┌──

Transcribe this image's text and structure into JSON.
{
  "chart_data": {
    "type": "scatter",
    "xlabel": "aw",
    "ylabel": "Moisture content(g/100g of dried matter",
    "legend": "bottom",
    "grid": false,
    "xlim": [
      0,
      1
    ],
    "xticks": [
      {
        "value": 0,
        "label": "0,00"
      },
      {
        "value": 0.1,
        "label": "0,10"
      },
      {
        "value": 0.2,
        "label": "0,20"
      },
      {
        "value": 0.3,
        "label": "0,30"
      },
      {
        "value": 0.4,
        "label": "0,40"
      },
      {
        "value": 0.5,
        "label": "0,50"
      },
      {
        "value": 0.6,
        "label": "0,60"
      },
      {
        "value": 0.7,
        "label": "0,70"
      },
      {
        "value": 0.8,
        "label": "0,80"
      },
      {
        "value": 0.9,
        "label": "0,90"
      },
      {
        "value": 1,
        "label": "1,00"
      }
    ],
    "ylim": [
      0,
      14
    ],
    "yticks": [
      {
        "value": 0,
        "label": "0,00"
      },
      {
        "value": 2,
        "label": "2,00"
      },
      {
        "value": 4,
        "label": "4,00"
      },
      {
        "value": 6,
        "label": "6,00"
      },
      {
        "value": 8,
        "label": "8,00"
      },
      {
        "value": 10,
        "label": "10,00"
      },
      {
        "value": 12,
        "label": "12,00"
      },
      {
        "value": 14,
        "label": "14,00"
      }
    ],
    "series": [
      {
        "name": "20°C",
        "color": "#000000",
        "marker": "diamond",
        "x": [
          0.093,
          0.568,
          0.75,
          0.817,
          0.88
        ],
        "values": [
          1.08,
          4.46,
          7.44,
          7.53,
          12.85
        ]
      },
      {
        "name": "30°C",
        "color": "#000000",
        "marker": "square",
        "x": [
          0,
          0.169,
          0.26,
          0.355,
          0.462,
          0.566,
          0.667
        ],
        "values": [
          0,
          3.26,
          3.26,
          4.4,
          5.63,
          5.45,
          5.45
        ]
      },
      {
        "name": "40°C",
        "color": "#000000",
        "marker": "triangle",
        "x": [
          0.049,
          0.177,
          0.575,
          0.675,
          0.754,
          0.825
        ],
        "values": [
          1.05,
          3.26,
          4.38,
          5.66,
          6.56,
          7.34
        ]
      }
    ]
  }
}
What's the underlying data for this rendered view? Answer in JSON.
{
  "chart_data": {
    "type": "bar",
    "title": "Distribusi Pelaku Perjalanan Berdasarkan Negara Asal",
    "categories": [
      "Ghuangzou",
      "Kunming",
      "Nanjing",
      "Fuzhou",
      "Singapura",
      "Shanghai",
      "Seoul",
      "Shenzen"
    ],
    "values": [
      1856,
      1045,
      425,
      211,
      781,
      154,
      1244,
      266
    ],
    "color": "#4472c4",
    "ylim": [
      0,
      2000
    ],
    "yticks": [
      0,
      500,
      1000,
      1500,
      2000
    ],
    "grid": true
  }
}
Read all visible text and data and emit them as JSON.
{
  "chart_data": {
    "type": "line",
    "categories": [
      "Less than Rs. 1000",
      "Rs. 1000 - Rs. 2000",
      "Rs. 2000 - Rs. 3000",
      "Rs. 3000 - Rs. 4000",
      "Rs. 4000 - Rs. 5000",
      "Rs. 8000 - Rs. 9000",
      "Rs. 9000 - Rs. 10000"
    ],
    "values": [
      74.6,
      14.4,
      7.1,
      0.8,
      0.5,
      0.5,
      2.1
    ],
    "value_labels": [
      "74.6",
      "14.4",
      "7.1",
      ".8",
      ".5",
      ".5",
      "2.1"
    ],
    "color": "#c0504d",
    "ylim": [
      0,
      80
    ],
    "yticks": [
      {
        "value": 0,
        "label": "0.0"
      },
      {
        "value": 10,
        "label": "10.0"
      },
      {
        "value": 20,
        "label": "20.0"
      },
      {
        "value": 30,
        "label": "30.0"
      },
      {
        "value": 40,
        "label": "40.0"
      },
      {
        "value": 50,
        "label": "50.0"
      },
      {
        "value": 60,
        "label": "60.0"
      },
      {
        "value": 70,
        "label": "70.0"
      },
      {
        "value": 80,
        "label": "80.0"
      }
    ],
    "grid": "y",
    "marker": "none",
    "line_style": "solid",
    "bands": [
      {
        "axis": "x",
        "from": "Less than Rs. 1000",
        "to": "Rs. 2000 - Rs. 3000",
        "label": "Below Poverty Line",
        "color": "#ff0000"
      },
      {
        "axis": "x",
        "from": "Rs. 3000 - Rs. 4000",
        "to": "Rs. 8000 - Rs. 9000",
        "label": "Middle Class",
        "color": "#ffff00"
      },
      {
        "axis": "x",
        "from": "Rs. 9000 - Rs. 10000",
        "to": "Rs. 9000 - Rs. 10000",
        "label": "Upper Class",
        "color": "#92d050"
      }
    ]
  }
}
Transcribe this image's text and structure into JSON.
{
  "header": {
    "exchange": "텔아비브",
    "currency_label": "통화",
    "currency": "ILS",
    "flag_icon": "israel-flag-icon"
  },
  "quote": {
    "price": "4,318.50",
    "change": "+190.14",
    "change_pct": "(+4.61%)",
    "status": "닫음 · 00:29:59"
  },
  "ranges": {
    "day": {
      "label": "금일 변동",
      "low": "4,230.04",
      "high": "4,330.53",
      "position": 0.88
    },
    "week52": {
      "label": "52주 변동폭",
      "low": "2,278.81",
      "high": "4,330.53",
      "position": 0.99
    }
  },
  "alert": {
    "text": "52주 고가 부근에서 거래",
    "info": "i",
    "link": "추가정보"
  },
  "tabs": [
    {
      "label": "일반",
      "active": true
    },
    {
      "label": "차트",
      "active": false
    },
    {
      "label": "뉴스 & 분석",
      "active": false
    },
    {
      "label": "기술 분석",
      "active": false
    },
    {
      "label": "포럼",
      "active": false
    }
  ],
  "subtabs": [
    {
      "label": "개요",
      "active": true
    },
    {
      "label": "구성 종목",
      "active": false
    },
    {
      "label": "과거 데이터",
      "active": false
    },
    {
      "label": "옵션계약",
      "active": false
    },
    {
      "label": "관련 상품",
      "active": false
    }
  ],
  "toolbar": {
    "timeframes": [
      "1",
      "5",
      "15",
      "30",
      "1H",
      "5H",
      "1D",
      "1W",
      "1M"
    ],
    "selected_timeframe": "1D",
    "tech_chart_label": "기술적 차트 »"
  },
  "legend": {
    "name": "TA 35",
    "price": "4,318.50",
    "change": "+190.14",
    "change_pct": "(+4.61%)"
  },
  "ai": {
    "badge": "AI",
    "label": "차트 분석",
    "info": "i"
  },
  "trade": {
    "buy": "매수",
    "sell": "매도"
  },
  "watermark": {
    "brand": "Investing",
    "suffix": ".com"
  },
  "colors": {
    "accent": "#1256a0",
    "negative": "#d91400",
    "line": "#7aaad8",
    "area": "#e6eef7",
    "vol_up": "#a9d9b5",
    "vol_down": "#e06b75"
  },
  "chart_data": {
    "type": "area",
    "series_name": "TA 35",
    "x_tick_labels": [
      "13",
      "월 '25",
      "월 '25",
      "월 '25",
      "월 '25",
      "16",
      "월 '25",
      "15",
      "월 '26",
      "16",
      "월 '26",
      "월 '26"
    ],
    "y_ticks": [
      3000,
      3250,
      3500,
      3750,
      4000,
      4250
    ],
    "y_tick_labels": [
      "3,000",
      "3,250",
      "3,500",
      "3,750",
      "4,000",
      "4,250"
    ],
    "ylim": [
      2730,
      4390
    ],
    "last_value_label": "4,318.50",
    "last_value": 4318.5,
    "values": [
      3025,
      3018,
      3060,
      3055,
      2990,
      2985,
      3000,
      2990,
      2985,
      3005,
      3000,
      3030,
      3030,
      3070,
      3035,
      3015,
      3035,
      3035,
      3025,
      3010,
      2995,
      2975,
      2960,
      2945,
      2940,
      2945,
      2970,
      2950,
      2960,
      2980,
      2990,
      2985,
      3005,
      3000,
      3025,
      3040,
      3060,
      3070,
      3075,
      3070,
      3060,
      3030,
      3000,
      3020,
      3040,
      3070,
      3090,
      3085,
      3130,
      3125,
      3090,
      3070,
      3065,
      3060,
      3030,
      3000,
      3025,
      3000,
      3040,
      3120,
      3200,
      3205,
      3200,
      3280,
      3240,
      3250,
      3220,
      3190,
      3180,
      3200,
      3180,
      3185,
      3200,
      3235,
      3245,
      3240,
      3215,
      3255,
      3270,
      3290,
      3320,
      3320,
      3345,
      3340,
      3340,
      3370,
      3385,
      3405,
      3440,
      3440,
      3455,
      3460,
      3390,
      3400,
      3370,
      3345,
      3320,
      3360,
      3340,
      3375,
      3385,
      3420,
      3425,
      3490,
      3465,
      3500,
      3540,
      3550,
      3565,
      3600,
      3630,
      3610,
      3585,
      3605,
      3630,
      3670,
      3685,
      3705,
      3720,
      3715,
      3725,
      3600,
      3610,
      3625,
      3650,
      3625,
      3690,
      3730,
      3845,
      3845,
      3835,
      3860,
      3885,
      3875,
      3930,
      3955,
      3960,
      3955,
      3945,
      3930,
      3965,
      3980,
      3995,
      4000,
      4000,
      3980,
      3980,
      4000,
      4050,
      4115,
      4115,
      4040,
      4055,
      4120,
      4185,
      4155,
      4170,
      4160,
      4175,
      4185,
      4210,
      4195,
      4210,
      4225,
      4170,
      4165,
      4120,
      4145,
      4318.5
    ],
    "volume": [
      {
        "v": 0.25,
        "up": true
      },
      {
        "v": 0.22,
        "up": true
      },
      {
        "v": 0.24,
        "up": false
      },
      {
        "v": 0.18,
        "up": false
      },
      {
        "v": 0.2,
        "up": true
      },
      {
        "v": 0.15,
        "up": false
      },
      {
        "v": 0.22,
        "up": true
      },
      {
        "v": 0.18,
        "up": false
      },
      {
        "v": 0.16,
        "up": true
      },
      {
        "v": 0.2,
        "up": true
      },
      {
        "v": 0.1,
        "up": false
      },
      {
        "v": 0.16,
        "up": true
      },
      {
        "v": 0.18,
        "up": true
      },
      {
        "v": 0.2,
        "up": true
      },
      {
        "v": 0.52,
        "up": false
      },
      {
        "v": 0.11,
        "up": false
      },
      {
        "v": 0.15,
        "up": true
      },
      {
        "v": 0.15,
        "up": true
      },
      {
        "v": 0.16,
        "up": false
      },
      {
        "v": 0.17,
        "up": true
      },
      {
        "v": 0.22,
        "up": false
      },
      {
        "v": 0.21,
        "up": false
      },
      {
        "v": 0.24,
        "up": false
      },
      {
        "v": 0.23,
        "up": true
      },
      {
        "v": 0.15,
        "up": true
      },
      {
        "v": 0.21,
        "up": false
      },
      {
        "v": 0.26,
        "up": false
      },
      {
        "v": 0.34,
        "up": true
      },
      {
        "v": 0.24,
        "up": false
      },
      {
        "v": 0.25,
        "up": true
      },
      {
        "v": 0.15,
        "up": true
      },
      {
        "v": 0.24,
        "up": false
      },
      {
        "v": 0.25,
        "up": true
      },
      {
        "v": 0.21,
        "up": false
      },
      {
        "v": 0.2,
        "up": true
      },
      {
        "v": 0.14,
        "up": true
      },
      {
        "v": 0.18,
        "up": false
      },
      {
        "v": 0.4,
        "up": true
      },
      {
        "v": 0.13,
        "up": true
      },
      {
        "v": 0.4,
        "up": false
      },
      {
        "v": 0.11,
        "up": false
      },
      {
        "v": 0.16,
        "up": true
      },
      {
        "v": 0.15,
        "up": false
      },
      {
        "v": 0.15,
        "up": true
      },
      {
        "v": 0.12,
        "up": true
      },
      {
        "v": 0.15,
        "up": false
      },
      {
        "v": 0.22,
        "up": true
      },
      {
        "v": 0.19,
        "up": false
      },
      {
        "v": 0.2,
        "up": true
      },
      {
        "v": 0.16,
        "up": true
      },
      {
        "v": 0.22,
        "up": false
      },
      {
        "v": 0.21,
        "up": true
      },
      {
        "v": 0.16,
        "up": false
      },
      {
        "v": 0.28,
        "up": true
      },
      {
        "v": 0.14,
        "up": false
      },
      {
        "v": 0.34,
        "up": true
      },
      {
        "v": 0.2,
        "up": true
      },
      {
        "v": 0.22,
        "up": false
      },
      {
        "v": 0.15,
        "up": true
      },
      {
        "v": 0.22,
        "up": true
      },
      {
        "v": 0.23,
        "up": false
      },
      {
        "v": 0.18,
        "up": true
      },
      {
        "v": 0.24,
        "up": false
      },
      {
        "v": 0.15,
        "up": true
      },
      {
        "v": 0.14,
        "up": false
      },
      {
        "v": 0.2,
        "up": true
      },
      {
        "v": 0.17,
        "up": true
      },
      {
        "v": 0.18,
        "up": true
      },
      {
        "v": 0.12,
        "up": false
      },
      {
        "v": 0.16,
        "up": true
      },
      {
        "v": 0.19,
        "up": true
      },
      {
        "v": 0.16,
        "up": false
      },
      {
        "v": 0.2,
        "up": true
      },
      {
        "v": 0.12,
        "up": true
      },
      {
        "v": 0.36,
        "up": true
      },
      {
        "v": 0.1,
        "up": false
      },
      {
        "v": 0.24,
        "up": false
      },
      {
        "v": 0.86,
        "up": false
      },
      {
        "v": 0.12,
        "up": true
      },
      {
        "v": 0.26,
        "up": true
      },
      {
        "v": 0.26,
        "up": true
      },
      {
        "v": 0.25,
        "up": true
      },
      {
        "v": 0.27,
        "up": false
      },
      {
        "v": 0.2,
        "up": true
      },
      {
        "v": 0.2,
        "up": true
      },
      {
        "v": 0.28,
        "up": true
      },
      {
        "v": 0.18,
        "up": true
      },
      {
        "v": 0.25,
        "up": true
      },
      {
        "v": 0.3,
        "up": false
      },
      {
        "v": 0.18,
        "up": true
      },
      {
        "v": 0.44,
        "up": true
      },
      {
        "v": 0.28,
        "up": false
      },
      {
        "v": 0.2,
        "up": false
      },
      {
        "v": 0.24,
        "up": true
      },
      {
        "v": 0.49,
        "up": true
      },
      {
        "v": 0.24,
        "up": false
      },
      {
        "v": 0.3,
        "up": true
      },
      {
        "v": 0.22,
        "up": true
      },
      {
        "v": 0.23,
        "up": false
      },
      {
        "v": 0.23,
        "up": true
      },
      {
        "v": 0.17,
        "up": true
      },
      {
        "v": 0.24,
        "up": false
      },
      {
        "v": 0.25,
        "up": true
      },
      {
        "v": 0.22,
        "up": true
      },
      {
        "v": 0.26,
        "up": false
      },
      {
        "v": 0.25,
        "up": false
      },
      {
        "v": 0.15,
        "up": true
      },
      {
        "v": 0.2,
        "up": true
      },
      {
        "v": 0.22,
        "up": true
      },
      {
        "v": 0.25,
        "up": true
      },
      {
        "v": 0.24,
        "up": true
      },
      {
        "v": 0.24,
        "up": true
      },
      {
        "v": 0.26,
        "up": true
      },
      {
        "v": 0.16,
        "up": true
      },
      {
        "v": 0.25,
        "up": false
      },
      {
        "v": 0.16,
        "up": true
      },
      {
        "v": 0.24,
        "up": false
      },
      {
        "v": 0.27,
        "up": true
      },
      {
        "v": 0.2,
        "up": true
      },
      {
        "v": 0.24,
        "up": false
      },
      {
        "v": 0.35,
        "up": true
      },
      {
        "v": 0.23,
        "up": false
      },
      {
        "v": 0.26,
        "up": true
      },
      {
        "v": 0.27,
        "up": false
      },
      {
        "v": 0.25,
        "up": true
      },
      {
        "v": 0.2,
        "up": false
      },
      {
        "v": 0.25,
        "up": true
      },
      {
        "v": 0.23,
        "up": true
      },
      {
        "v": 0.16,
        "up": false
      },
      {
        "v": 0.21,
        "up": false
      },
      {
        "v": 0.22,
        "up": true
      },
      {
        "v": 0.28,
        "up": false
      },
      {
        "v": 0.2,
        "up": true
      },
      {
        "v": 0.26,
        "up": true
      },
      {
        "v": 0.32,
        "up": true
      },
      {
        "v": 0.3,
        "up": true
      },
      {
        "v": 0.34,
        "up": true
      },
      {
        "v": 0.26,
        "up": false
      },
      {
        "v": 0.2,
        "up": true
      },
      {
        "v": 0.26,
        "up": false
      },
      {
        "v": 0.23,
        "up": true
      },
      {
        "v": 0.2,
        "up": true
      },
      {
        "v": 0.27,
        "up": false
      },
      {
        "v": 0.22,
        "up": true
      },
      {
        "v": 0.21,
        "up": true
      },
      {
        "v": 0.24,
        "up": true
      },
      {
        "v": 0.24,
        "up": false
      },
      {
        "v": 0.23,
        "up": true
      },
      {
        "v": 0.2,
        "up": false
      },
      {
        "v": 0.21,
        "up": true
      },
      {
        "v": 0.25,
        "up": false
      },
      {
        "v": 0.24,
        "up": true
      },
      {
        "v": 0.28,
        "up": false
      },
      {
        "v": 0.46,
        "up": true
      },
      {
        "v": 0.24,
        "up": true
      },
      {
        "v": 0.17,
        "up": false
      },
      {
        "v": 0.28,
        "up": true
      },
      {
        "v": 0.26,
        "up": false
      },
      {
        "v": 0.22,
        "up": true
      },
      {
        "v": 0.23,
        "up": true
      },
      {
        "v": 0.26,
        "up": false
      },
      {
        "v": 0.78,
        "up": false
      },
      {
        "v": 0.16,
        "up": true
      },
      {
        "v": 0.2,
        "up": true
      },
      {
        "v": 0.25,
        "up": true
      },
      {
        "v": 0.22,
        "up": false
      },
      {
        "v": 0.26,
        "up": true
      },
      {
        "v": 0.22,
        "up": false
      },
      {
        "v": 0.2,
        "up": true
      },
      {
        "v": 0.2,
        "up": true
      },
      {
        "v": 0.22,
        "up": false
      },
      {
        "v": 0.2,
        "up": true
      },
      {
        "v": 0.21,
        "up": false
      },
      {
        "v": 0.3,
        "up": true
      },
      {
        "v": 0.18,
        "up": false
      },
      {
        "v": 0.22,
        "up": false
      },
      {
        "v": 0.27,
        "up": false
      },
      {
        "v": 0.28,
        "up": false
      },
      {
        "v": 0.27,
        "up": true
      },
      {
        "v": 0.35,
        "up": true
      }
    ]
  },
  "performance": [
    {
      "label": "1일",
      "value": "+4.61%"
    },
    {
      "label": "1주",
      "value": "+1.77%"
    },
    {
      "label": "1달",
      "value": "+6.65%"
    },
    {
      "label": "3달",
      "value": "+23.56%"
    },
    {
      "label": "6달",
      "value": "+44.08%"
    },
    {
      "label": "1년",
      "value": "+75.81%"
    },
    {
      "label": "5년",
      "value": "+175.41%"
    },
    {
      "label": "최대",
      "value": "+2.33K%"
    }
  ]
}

└──

• [GOAL]
Search the listing for the string "JSON". Copy each line where it turns up.

• [CORRECT ANSWER]
Transcribe this image's text and structure into JSON.
What's the underlying data for this rendered view? Answer in JSON.
Read all visible text and data and emit them as JSON.
Transcribe this image's text and structure into JSON.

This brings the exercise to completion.